» Exercise brief: Write each line out exactly, leaving none out.
*** Material provided ***
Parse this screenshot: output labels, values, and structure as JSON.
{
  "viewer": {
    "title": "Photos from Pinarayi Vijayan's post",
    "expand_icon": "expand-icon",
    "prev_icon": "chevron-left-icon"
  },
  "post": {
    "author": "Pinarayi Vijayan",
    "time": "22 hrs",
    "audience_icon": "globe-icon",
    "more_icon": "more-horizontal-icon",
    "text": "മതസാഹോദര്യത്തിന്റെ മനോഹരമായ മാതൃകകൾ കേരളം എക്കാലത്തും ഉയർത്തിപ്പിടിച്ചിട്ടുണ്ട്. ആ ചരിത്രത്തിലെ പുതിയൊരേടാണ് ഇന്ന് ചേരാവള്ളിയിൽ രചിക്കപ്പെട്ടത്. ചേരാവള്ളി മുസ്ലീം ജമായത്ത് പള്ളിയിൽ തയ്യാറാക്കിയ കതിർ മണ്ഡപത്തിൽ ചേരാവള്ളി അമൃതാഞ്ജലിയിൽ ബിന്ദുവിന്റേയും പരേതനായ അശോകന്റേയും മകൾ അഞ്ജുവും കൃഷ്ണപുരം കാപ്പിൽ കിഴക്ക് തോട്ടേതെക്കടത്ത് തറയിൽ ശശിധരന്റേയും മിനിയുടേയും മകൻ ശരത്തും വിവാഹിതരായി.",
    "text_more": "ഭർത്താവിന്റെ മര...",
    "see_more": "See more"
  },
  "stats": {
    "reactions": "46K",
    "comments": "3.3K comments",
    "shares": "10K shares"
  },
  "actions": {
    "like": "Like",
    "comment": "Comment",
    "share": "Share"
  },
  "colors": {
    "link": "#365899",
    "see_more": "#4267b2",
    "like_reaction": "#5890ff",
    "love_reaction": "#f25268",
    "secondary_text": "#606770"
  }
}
***
» Correct result:
Parse this screenshot: output labels, values, and structure as JSON.
{
  "viewer": {
    "title": "Photos from Pinarayi Vijayan's post",
    "expand_icon": "expand-icon",
    "prev_icon": "chevron-left-icon"
  },
  "post": {
    "author": "Pinarayi Vijayan",
    "time": "22 hrs",
    "audience_icon": "globe-icon",
    "more_icon": "more-horizontal-icon",
    "text": "മതസാഹോദര്യത്തിന്റെ മനോഹരമായ മാതൃകകൾ കേരളം എക്കാലത്തും ഉയർത്തിപ്പിടിച്ചിട്ടുണ്ട്. ആ ചരിത്രത്തിലെ പുതിയൊരേടാണ് ഇന്ന് ചേരാവള്ളിയിൽ രചിക്കപ്പെട്ടത്. ചേരാവള്ളി മുസ്ലീം ജമായത്ത് പള്ളിയിൽ തയ്യാറാക്കിയ കതിർ മണ്ഡപത്തിൽ ചേരാവള്ളി അമൃതാഞ്ജലിയിൽ ബിന്ദുവിന്റേയും പരേതനായ അശോകന്റേയും മകൾ അഞ്ജുവും കൃഷ്ണപുരം കാപ്പിൽ കിഴക്ക് തോട്ടേതെക്കടത്ത് തറയിൽ ശശിധരന്റേയും മിനിയുടേയും മകൻ ശരത്തും വിവാഹിതരായി.",
    "text_more": "ഭർത്താവിന്റെ മര...",
    "see_more": "See more"
  },
  "stats": {
    "reactions": "46K",
    "comments": "3.3K comments",
    "shares": "10K shares"
  },
  "actions": {
    "like": "Like",
    "comment": "Comment",
    "share": "Share"
  },
  "colors": {
    "link": "#365899",
    "see_more": "#4267b2",
    "like_reaction": "#5890ff",
    "love_reaction": "#f25268",
    "secondary_text": "#606770"
  }
}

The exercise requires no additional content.